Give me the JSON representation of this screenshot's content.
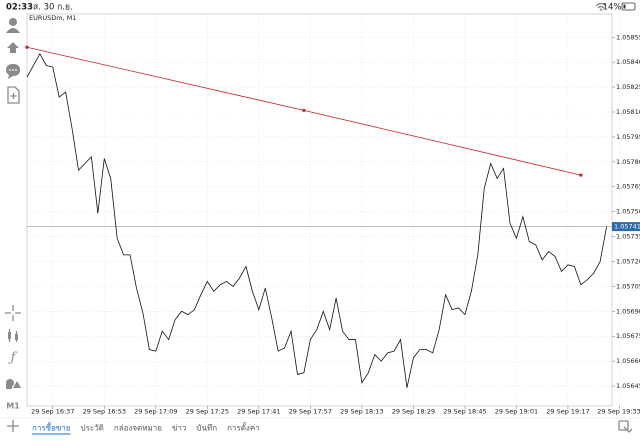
{
  "status_bar": {
    "time": "02:33",
    "date": "ส. 30 ก.ย.",
    "battery": "14%"
  },
  "sidebar": {
    "timeframe": "M1"
  },
  "tabs": [
    "การซื้อขาย",
    "ประวัติ",
    "กล่องจดหมาย",
    "ข่าว",
    "บันทึก",
    "การตั้งค่า"
  ],
  "chart_data": {
    "type": "line",
    "title": "EURUSDm, M1",
    "categories": [
      null,
      null,
      null,
      null,
      "29 Sep 16:37",
      null,
      null,
      null,
      null,
      null,
      null,
      null,
      "29 Sep 16:53",
      null,
      null,
      null,
      null,
      null,
      null,
      null,
      "29 Sep 17:09",
      null,
      null,
      null,
      null,
      null,
      null,
      null,
      "29 Sep 17:25",
      null,
      null,
      null,
      null,
      null,
      null,
      null,
      "29 Sep 17:41",
      null,
      null,
      null,
      null,
      null,
      null,
      null,
      "29 Sep 17:57",
      null,
      null,
      null,
      null,
      null,
      null,
      null,
      "29 Sep 18:13",
      null,
      null,
      null,
      null,
      null,
      null,
      null,
      "29 Sep 18:29",
      null,
      null,
      null,
      null,
      null,
      null,
      null,
      "29 Sep 18:45",
      null,
      null,
      null,
      null,
      null,
      null,
      null,
      "29 Sep 19:01",
      null,
      null,
      null,
      null,
      null,
      null,
      null,
      "29 Sep 19:17",
      null,
      null,
      null,
      null,
      null,
      null,
      null,
      "29 Sep 19:33"
    ],
    "values": [
      1.05831,
      1.05838,
      1.05845,
      1.05838,
      1.05837,
      1.05819,
      1.05822,
      1.058,
      1.05775,
      1.05779,
      1.05783,
      1.05749,
      1.05782,
      1.0577,
      1.05734,
      1.05724,
      1.05724,
      1.05704,
      1.05689,
      1.05667,
      1.05666,
      1.05678,
      1.05673,
      1.05685,
      1.0569,
      1.05688,
      1.05691,
      1.057,
      1.05708,
      1.05702,
      1.05706,
      1.05708,
      1.05705,
      1.0571,
      1.05717,
      1.05702,
      1.05691,
      1.05704,
      1.05686,
      1.05666,
      1.05668,
      1.05678,
      1.05652,
      1.05653,
      1.05673,
      1.05679,
      1.0569,
      1.05679,
      1.05698,
      1.05678,
      1.05673,
      1.05673,
      1.05647,
      1.05653,
      1.05664,
      1.0566,
      1.05665,
      1.05666,
      1.05673,
      1.05644,
      1.05662,
      1.05667,
      1.05667,
      1.05665,
      1.05679,
      1.057,
      1.05691,
      1.05692,
      1.05688,
      1.05702,
      1.05724,
      1.05764,
      1.05779,
      1.0577,
      1.05776,
      1.05743,
      1.05734,
      1.05747,
      1.05732,
      1.0573,
      1.05721,
      1.05726,
      1.05723,
      1.05714,
      1.05718,
      1.05717,
      1.05706,
      1.05709,
      1.05713,
      1.0572,
      1.05741,
      null,
      null
    ],
    "color": "#111111",
    "ylim": [
      1.05633,
      1.05869
    ],
    "yticks": [
      1.05855,
      {
        "value": 1.0584,
        "label": "1.05840"
      },
      1.05825,
      {
        "value": 1.0581,
        "label": "1.05810"
      },
      1.05795,
      {
        "value": 1.0578,
        "label": "1.05780"
      },
      1.05765,
      {
        "value": 1.0575,
        "label": "1.05750"
      },
      1.05735,
      {
        "value": 1.0572,
        "label": "1.05720"
      },
      1.05705,
      {
        "value": 1.0569,
        "label": "1.05690"
      },
      1.05675,
      {
        "value": 1.0566,
        "label": "1.05660"
      },
      1.05645
    ],
    "grid": true,
    "current_price": {
      "value": 1.05741,
      "color": "#2d6aa6"
    },
    "trendline": {
      "color": "#cc2020",
      "points": [
        [
          0,
          1.05849
        ],
        [
          43,
          1.05811
        ],
        [
          86,
          1.05772
        ]
      ]
    }
  }
}
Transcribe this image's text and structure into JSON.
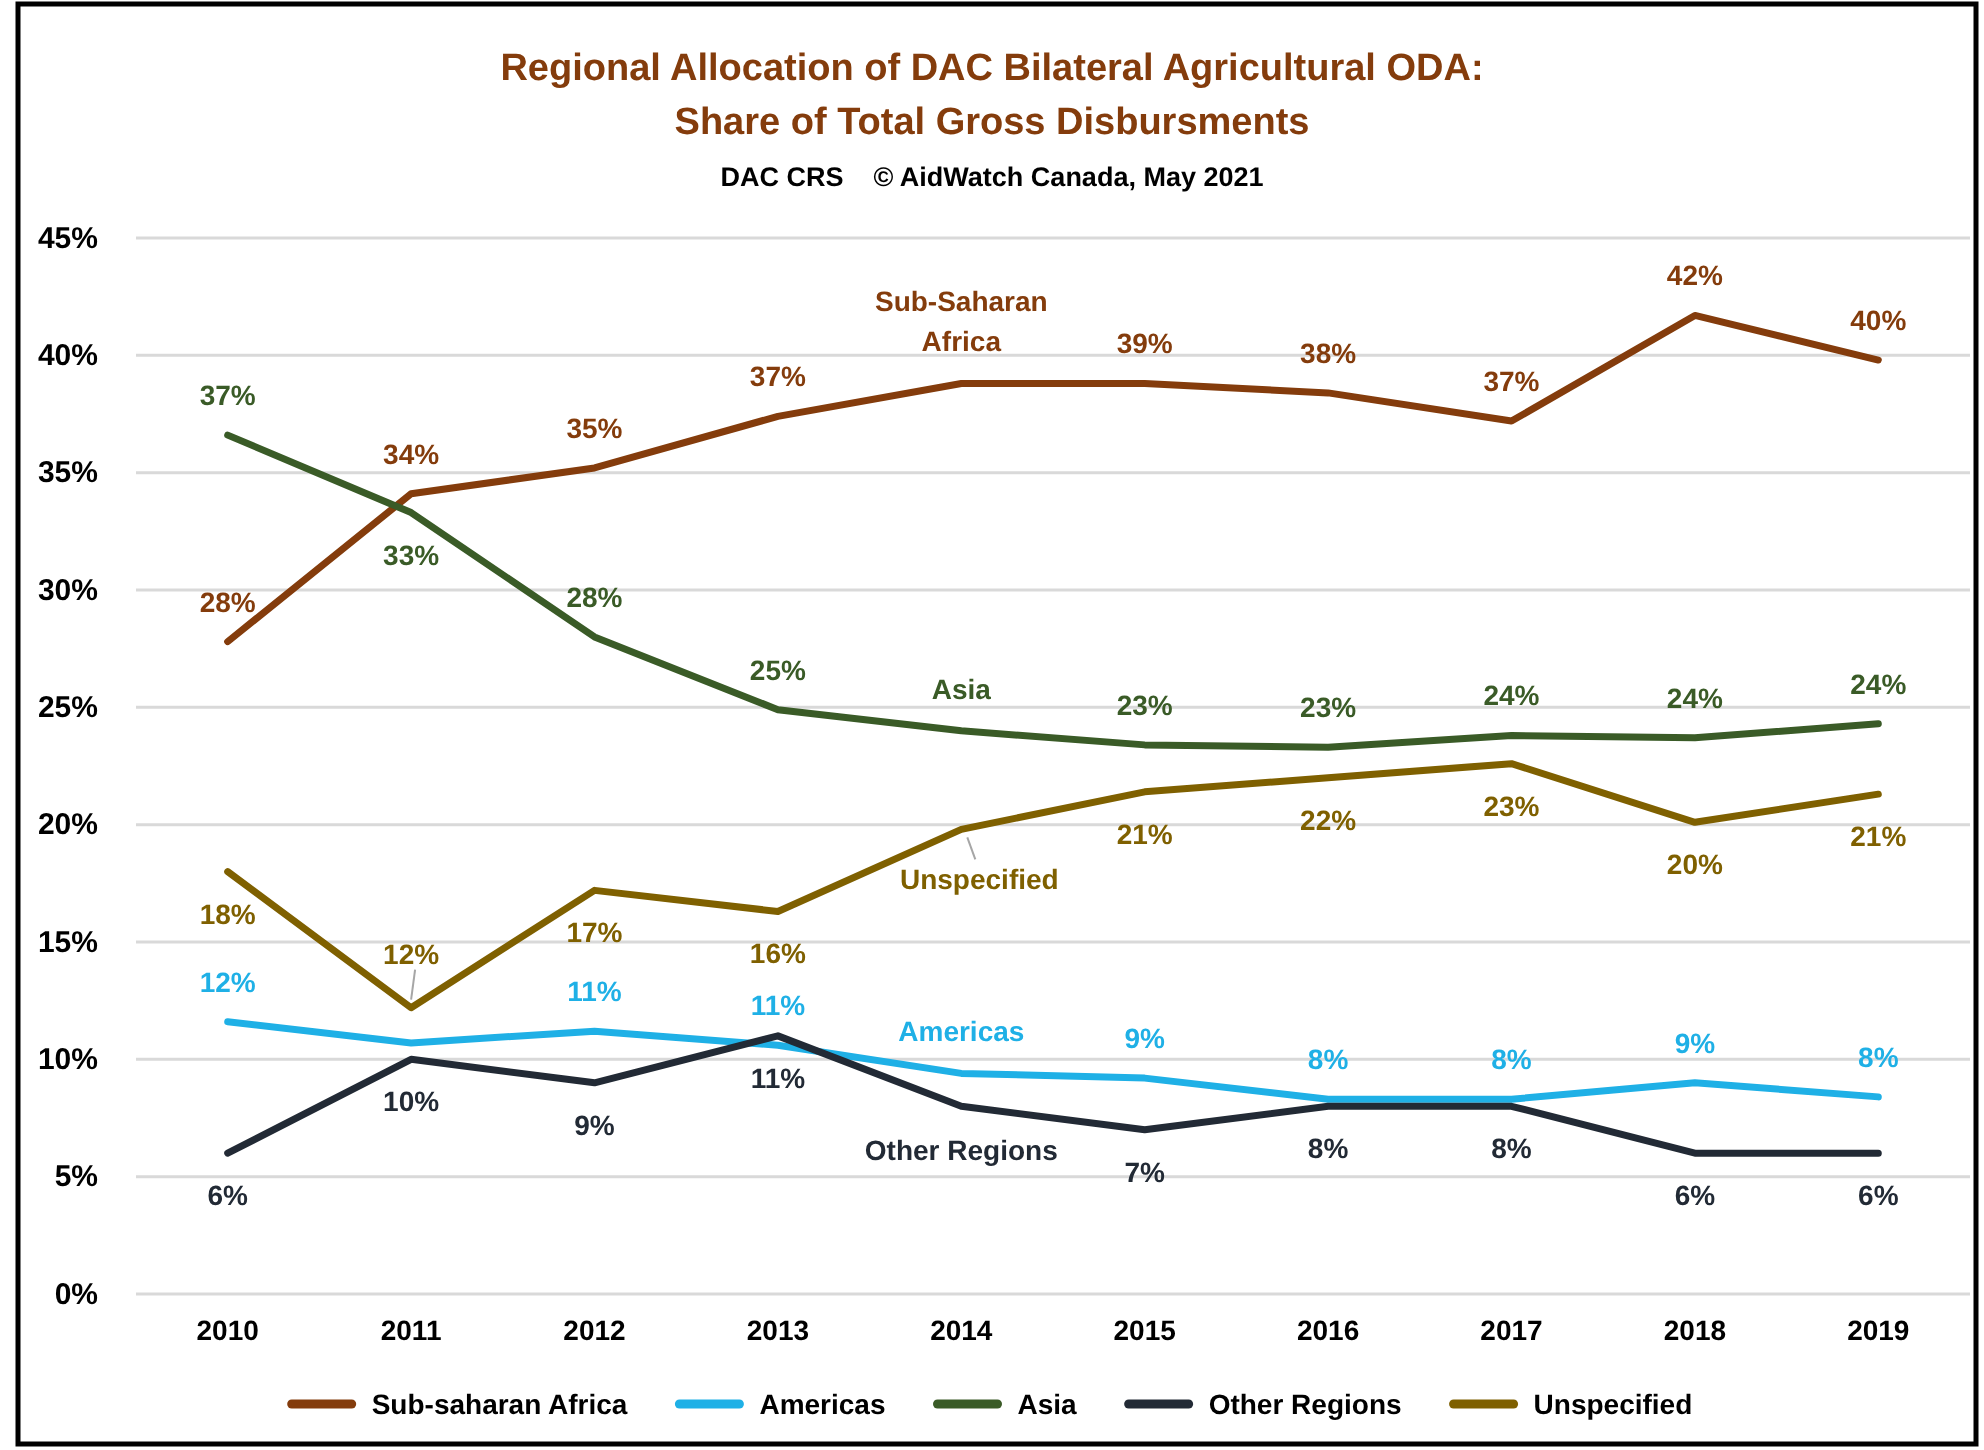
{
  "chart_data": {
    "type": "line",
    "title": "Regional Allocation of DAC Bilateral Agricultural ODA: Share of Total Gross Disbursments",
    "subtitle": "DAC CRS    © AidWatch Canada, May 2021",
    "categories": [
      "2010",
      "2011",
      "2012",
      "2013",
      "2014",
      "2015",
      "2016",
      "2017",
      "2018",
      "2019"
    ],
    "series": [
      {
        "name": "Sub-saharan Africa",
        "color": "#843c0c",
        "values": [
          27.8,
          34.1,
          35.2,
          37.4,
          38.8,
          38.8,
          38.4,
          37.2,
          41.7,
          39.8
        ],
        "value_labels": [
          "28%",
          "34%",
          "35%",
          "37%",
          null,
          "39%",
          "38%",
          "37%",
          "42%",
          "40%"
        ]
      },
      {
        "name": "Americas",
        "color": "#1fb0e6",
        "values": [
          11.6,
          10.7,
          11.2,
          10.6,
          9.4,
          9.2,
          8.3,
          8.3,
          9.0,
          8.4
        ],
        "value_labels": [
          "12%",
          null,
          "11%",
          "11%",
          null,
          "9%",
          "8%",
          "8%",
          "9%",
          "8%"
        ]
      },
      {
        "name": "Asia",
        "color": "#3a5b27",
        "values": [
          36.6,
          33.3,
          28.0,
          24.9,
          24.0,
          23.4,
          23.3,
          23.8,
          23.7,
          24.3
        ],
        "value_labels": [
          "37%",
          "33%",
          "28%",
          "25%",
          null,
          "23%",
          "23%",
          "24%",
          "24%",
          "24%"
        ]
      },
      {
        "name": "Other Regions",
        "color": "#222a35",
        "values": [
          6.0,
          10.0,
          9.0,
          11.0,
          8.0,
          7.0,
          8.0,
          8.0,
          6.0,
          6.0
        ],
        "value_labels": [
          "6%",
          "10%",
          "9%",
          "11%",
          null,
          "7%",
          "8%",
          "8%",
          "6%",
          "6%"
        ]
      },
      {
        "name": "Unspecified",
        "color": "#7f6000",
        "values": [
          18.0,
          12.2,
          17.2,
          16.3,
          19.8,
          21.4,
          22.0,
          22.6,
          20.1,
          21.3
        ],
        "value_labels": [
          "18%",
          "12%",
          "17%",
          "16%",
          null,
          "21%",
          "22%",
          "23%",
          "20%",
          "21%"
        ]
      }
    ],
    "ylim": [
      0,
      45
    ],
    "yticks": [
      {
        "value": 0,
        "label": "0%"
      },
      {
        "value": 5,
        "label": "5%"
      },
      {
        "value": 10,
        "label": "10%"
      },
      {
        "value": 15,
        "label": "15%"
      },
      {
        "value": 20,
        "label": "20%"
      },
      {
        "value": 25,
        "label": "25%"
      },
      {
        "value": 30,
        "label": "30%"
      },
      {
        "value": 35,
        "label": "35%"
      },
      {
        "value": 40,
        "label": "40%"
      },
      {
        "value": 45,
        "label": "45%"
      }
    ],
    "grid": "y",
    "legend": "bottom",
    "annotations": [
      "Sub-Saharan Africa",
      "Asia",
      "Unspecified",
      "Americas",
      "Other Regions"
    ]
  }
}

☆ ☆ ☆

## What you have to do
Go through the listing above and quote it exactly, apart from its images.

## In response
Give me the JSON representation of this screenshot's content.
{
  "status_bar": {
    "time": "02:33",
    "date": "ส. 30 ก.ย.",
    "battery": "14%"
  },
  "sidebar": {
    "timeframe": "M1"
  },
  "tabs": [
    "การซื้อขาย",
    "ประวัติ",
    "กล่องจดหมาย",
    "ข่าว",
    "บันทึก",
    "การตั้งค่า"
  ],
  "chart_data": {
    "type": "line",
    "title": "EURUSDm, M1",
    "categories": [
      null,
      null,
      null,
      null,
      "29 Sep 16:37",
      null,
      null,
      null,
      null,
      null,
      null,
      null,
      "29 Sep 16:53",
      null,
      null,
      null,
      null,
      null,
      null,
      null,
      "29 Sep 17:09",
      null,
      null,
      null,
      null,
      null,
      null,
      null,
      "29 Sep 17:25",
      null,
      null,
      null,
      null,
      null,
      null,
      null,
      "29 Sep 17:41",
      null,
      null,
      null,
      null,
      null,
      null,
      null,
      "29 Sep 17:57",
      null,
      null,
      null,
      null,
      null,
      null,
      null,
      "29 Sep 18:13",
      null,
      null,
      null,
      null,
      null,
      null,
      null,
      "29 Sep 18:29",
      null,
      null,
      null,
      null,
      null,
      null,
      null,
      "29 Sep 18:45",
      null,
      null,
      null,
      null,
      null,
      null,
      null,
      "29 Sep 19:01",
      null,
      null,
      null,
      null,
      null,
      null,
      null,
      "29 Sep 19:17",
      null,
      null,
      null,
      null,
      null,
      null,
      null,
      "29 Sep 19:33"
    ],
    "values": [
      1.05831,
      1.05838,
      1.05845,
      1.05838,
      1.05837,
      1.05819,
      1.05822,
      1.058,
      1.05775,
      1.05779,
      1.05783,
      1.05749,
      1.05782,
      1.0577,
      1.05734,
      1.05724,
      1.05724,
      1.05704,
      1.05689,
      1.05667,
      1.05666,
      1.05678,
      1.05673,
      1.05685,
      1.0569,
      1.05688,
      1.05691,
      1.057,
      1.05708,
      1.05702,
      1.05706,
      1.05708,
      1.05705,
      1.0571,
      1.05717,
      1.05702,
      1.05691,
      1.05704,
      1.05686,
      1.05666,
      1.05668,
      1.05678,
      1.05652,
      1.05653,
      1.05673,
      1.05679,
      1.0569,
      1.05679,
      1.05698,
      1.05678,
      1.05673,
      1.05673,
      1.05647,
      1.05653,
      1.05664,
      1.0566,
      1.05665,
      1.05666,
      1.05673,
      1.05644,
      1.05662,
      1.05667,
      1.05667,
      1.05665,
      1.05679,
      1.057,
      1.05691,
      1.05692,
      1.05688,
      1.05702,
      1.05724,
      1.05764,
      1.05779,
      1.0577,
      1.05776,
      1.05743,
      1.05734,
      1.05747,
      1.05732,
      1.0573,
      1.05721,
      1.05726,
      1.05723,
      1.05714,
      1.05718,
      1.05717,
      1.05706,
      1.05709,
      1.05713,
      1.0572,
      1.05741,
      null,
      null
    ],
    "color": "#111111",
    "ylim": [
      1.05633,
      1.05869
    ],
    "yticks": [
      1.05855,
      {
        "value": 1.0584,
        "label": "1.05840"
      },
      1.05825,
      {
        "value": 1.0581,
        "label": "1.05810"
      },
      1.05795,
      {
        "value": 1.0578,
        "label": "1.05780"
      },
      1.05765,
      {
        "value": 1.0575,
        "label": "1.05750"
      },
      1.05735,
      {
        "value": 1.0572,
        "label": "1.05720"
      },
      1.05705,
      {
        "value": 1.0569,
        "label": "1.05690"
      },
      1.05675,
      {
        "value": 1.0566,
        "label": "1.05660"
      },
      1.05645
    ],
    "grid": true,
    "current_price": {
      "value": 1.05741,
      "color": "#2d6aa6"
    },
    "trendline": {
      "color": "#cc2020",
      "points": [
        [
          0,
          1.05849
        ],
        [
          43,
          1.05811
        ],
        [
          86,
          1.05772
        ]
      ]
    }
  }
}
Transcribe this image's text and structure into JSON.
{
  "chart_data": {
    "type": "line",
    "title": "Regional Allocation of DAC Bilateral Agricultural ODA: Share of Total Gross Disbursments",
    "subtitle": "DAC CRS    © AidWatch Canada, May 2021",
    "categories": [
      "2010",
      "2011",
      "2012",
      "2013",
      "2014",
      "2015",
      "2016",
      "2017",
      "2018",
      "2019"
    ],
    "series": [
      {
        "name": "Sub-saharan Africa",
        "color": "#843c0c",
        "values": [
          27.8,
          34.1,
          35.2,
          37.4,
          38.8,
          38.8,
          38.4,
          37.2,
          41.7,
          39.8
        ],
        "value_labels": [
          "28%",
          "34%",
          "35%",
          "37%",
          null,
          "39%",
          "38%",
          "37%",
          "42%",
          "40%"
        ]
      },
      {
        "name": "Americas",
        "color": "#1fb0e6",
        "values": [
          11.6,
          10.7,
          11.2,
          10.6,
          9.4,
          9.2,
          8.3,
          8.3,
          9.0,
          8.4
        ],
        "value_labels": [
          "12%",
          null,
          "11%",
          "11%",
          null,
          "9%",
          "8%",
          "8%",
          "9%",
          "8%"
        ]
      },
      {
        "name": "Asia",
        "color": "#3a5b27",
        "values": [
          36.6,
          33.3,
          28.0,
          24.9,
          24.0,
          23.4,
          23.3,
          23.8,
          23.7,
          24.3
        ],
        "value_labels": [
          "37%",
          "33%",
          "28%",
          "25%",
          null,
          "23%",
          "23%",
          "24%",
          "24%",
          "24%"
        ]
      },
      {
        "name": "Other Regions",
        "color": "#222a35",
        "values": [
          6.0,
          10.0,
          9.0,
          11.0,
          8.0,
          7.0,
          8.0,
          8.0,
          6.0,
          6.0
        ],
        "value_labels": [
          "6%",
          "10%",
          "9%",
          "11%",
          null,
          "7%",
          "8%",
          "8%",
          "6%",
          "6%"
        ]
      },
      {
        "name": "Unspecified",
        "color": "#7f6000",
        "values": [
          18.0,
          12.2,
          17.2,
          16.3,
          19.8,
          21.4,
          22.0,
          22.6,
          20.1,
          21.3
        ],
        "value_labels": [
          "18%",
          "12%",
          "17%",
          "16%",
          null,
          "21%",
          "22%",
          "23%",
          "20%",
          "21%"
        ]
      }
    ],
    "ylim": [
      0,
      45
    ],
    "yticks": [
      {
        "value": 0,
        "label": "0%"
      },
      {
        "value": 5,
        "label": "5%"
      },
      {
        "value": 10,
        "label": "10%"
      },
      {
        "value": 15,
        "label": "15%"
      },
      {
        "value": 20,
        "label": "20%"
      },
      {
        "value": 25,
        "label": "25%"
      },
      {
        "value": 30,
        "label": "30%"
      },
      {
        "value": 35,
        "label": "35%"
      },
      {
        "value": 40,
        "label": "40%"
      },
      {
        "value": 45,
        "label": "45%"
      }
    ],
    "grid": "y",
    "legend": "bottom",
    "annotations": [
      "Sub-Saharan Africa",
      "Asia",
      "Unspecified",
      "Americas",
      "Other Regions"
    ]
  }
}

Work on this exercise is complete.